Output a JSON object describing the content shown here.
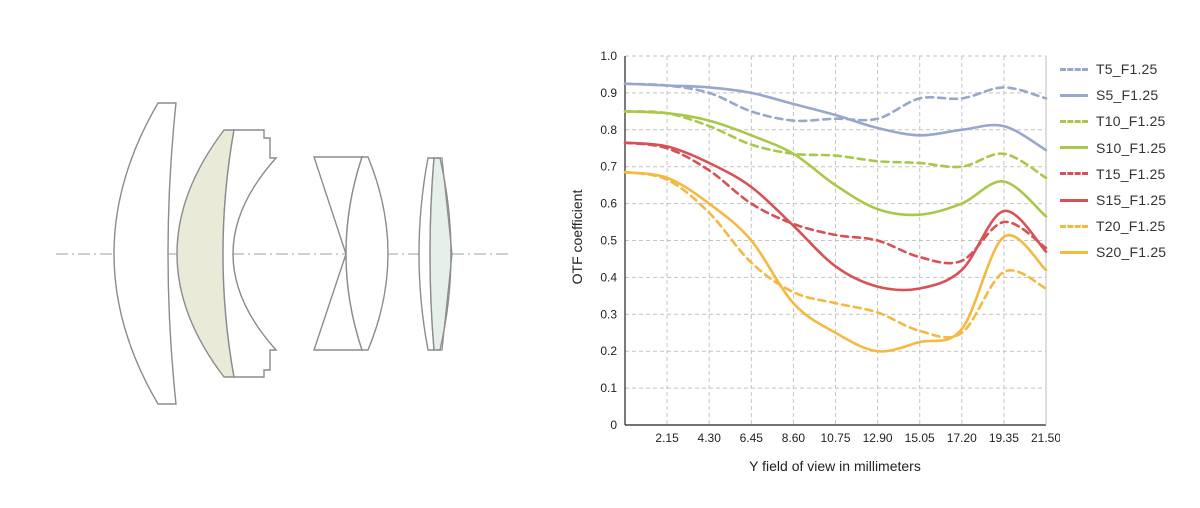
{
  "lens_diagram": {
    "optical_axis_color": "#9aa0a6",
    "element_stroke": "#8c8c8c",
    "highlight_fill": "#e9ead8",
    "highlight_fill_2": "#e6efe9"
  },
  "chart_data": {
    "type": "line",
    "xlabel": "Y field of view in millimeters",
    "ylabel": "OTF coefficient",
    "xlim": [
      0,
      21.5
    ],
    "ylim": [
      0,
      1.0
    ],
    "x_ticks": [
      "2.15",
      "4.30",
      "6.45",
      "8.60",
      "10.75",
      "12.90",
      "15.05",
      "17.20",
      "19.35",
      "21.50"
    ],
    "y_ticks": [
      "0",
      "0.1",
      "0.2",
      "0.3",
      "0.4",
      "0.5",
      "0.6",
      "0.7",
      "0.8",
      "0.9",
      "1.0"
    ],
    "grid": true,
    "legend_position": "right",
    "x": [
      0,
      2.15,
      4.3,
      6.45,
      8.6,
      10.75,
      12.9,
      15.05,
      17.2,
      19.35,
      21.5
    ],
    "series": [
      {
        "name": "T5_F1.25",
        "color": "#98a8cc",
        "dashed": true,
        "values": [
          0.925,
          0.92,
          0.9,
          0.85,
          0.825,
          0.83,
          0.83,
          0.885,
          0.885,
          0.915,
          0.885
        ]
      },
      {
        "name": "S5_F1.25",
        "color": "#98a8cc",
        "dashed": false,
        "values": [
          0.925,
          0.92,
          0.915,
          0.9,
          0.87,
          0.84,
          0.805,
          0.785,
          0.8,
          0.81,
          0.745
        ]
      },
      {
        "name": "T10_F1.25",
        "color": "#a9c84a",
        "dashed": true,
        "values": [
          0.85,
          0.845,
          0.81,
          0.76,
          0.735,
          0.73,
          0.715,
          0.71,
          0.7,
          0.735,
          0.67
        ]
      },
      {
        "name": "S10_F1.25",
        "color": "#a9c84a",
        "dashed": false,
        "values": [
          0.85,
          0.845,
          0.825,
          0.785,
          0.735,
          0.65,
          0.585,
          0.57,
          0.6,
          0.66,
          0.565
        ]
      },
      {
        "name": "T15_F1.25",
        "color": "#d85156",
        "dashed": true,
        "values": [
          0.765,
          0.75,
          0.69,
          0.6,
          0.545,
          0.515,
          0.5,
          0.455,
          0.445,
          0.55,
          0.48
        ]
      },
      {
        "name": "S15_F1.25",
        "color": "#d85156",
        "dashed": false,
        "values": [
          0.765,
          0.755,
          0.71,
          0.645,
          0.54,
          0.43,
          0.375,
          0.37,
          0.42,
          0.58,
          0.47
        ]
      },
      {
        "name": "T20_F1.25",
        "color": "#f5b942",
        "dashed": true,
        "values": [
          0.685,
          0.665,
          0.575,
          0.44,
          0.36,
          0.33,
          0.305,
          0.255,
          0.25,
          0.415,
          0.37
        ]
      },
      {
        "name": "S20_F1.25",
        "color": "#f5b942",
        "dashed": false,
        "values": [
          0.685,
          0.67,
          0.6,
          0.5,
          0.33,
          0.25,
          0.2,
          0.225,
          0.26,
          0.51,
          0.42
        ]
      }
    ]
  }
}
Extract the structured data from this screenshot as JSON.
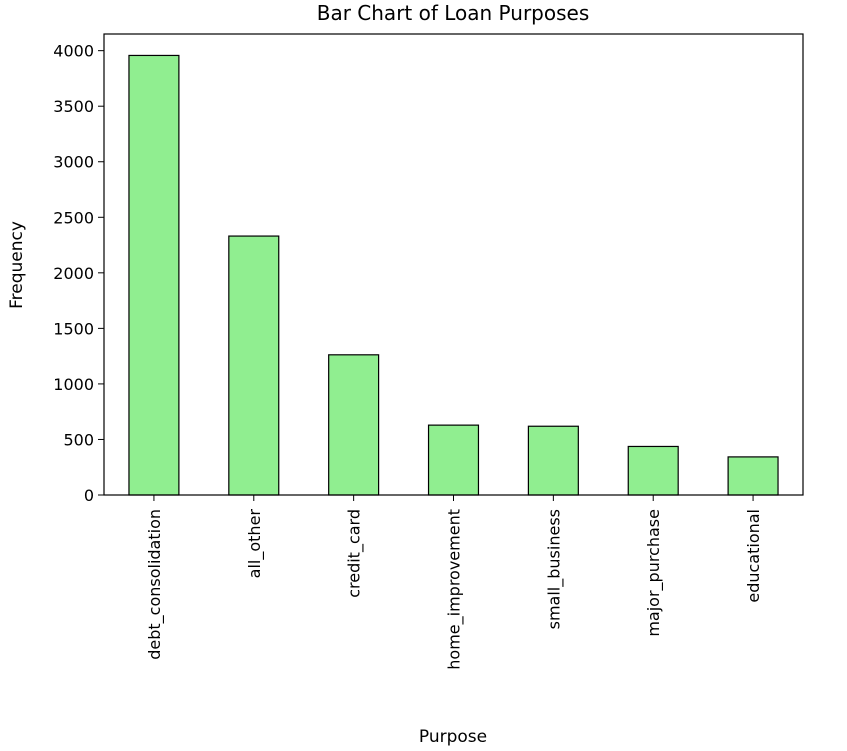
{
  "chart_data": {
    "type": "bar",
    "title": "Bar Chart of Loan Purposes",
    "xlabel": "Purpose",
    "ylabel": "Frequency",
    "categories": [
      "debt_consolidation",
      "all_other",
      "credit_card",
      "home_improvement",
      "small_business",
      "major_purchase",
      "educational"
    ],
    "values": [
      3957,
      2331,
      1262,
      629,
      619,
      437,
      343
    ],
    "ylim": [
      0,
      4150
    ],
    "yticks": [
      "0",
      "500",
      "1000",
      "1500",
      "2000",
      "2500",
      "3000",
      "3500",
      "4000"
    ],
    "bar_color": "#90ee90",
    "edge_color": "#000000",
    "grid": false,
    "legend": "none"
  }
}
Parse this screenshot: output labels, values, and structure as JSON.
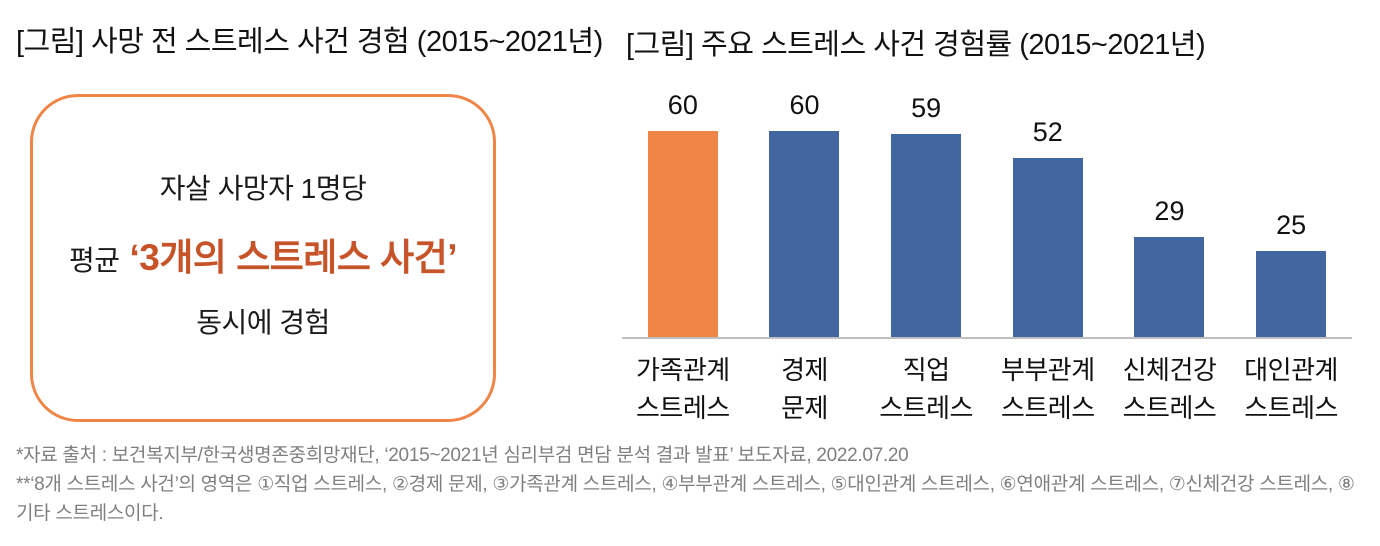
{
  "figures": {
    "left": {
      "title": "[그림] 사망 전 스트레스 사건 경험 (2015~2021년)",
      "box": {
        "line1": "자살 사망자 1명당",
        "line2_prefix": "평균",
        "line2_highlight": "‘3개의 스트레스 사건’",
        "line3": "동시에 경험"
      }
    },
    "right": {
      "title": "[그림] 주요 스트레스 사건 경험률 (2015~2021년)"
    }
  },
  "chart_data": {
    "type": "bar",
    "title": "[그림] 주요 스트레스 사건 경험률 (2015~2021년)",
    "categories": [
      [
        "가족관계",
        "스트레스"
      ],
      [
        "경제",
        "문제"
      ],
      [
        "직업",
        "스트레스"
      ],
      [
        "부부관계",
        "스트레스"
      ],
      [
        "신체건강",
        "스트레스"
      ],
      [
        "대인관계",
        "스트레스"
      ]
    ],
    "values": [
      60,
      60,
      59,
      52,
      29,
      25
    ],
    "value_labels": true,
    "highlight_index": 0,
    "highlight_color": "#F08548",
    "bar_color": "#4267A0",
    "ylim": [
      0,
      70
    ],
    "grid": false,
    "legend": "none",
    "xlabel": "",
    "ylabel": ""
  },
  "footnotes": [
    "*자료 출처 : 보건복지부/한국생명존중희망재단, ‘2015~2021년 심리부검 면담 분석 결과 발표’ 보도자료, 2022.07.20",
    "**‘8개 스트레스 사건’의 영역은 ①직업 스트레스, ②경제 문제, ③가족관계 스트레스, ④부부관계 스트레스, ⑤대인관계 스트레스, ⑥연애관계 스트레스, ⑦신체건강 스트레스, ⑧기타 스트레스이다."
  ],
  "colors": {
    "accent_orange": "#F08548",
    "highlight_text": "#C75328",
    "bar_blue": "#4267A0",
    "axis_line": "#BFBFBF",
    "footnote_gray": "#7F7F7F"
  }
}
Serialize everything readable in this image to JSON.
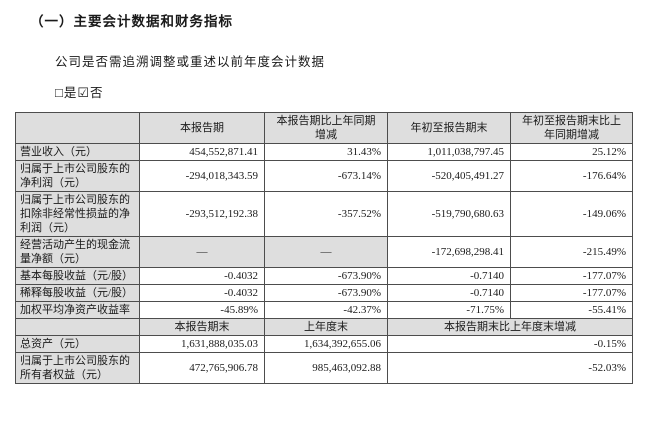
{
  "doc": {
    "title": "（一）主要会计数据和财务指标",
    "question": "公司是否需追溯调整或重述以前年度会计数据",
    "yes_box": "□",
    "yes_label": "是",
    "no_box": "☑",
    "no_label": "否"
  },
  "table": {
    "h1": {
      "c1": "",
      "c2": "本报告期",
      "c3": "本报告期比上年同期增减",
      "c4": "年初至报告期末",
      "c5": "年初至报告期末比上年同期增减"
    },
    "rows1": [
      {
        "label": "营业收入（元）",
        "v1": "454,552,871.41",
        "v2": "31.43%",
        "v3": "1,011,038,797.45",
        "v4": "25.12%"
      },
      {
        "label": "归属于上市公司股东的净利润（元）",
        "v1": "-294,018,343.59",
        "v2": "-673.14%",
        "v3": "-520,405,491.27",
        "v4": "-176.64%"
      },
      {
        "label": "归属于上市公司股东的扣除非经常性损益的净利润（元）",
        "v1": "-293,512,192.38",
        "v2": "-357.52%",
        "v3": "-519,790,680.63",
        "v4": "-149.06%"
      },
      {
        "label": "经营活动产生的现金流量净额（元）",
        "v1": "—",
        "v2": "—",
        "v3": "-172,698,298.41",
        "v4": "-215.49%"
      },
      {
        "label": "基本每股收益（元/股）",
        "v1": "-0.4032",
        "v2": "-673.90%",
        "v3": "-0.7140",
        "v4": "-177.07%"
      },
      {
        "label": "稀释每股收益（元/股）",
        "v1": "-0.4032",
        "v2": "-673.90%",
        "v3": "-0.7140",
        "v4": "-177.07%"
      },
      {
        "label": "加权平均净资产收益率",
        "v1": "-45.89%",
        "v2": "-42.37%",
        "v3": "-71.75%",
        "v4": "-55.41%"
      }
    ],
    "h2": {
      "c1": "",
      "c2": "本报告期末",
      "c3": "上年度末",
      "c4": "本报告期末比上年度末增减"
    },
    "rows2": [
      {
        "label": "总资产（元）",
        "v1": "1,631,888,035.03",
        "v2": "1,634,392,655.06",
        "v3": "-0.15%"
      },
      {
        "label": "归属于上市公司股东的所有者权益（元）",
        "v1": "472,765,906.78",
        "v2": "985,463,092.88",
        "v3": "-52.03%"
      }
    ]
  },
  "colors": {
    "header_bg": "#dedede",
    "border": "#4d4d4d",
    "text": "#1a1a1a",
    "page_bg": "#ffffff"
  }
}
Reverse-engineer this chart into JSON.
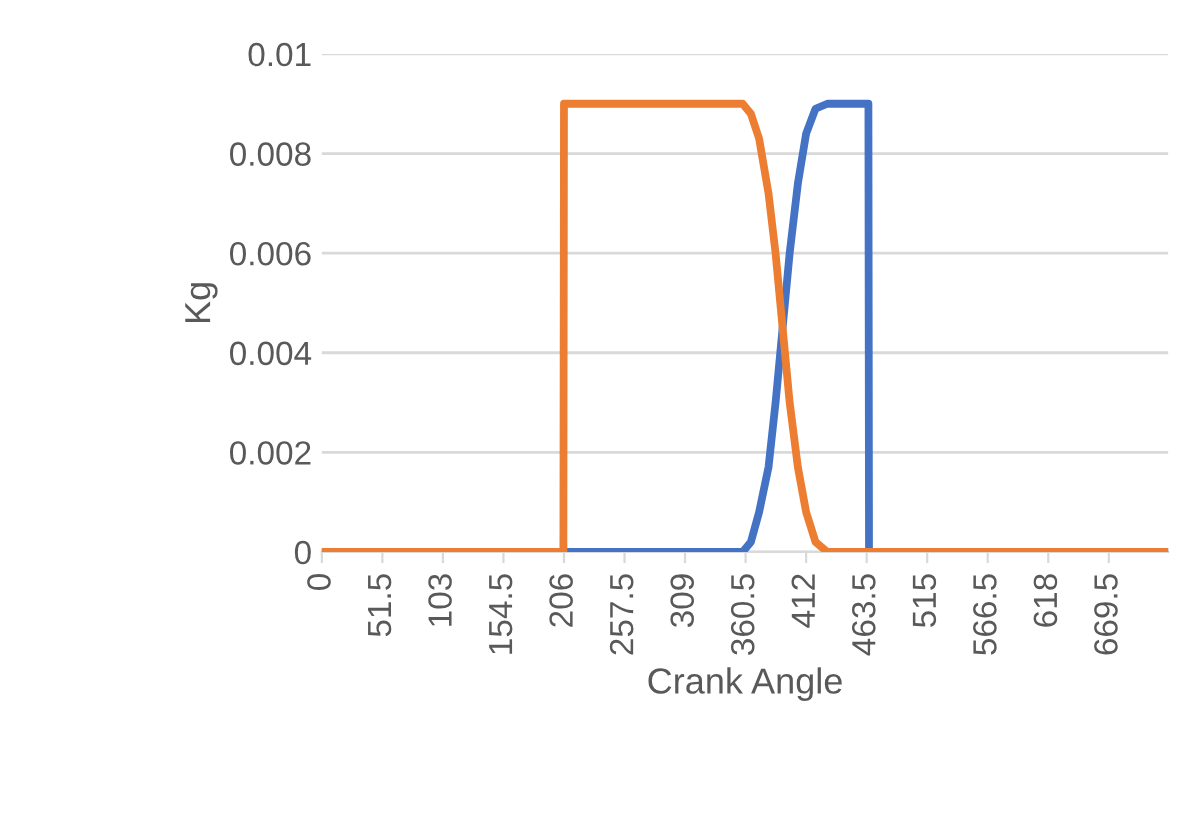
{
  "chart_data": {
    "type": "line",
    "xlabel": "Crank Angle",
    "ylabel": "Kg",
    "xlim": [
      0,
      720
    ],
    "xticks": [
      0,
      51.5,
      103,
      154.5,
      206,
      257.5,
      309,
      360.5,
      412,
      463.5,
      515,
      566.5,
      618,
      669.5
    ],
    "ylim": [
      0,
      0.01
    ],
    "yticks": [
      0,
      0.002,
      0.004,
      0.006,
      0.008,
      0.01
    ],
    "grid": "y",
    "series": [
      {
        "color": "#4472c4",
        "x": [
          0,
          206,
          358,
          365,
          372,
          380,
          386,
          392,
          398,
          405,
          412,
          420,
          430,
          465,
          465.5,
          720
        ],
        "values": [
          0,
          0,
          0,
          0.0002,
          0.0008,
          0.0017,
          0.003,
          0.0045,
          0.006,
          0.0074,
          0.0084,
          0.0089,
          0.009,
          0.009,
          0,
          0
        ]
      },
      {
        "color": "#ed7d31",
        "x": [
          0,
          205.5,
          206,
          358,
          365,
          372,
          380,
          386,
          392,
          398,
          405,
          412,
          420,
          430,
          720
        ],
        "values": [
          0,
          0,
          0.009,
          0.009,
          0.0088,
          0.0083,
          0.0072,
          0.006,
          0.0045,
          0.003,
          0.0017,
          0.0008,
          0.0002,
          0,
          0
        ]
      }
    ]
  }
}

************

*REQUIREMENT*:
Pull out every line above that holds the word "ylabel".

*THE RESPONSE*:
    "ylabel": "OTF coefficient",
    "ylabel": "Frequency",
    "ylabel": ""
    "ylabel": "Kg",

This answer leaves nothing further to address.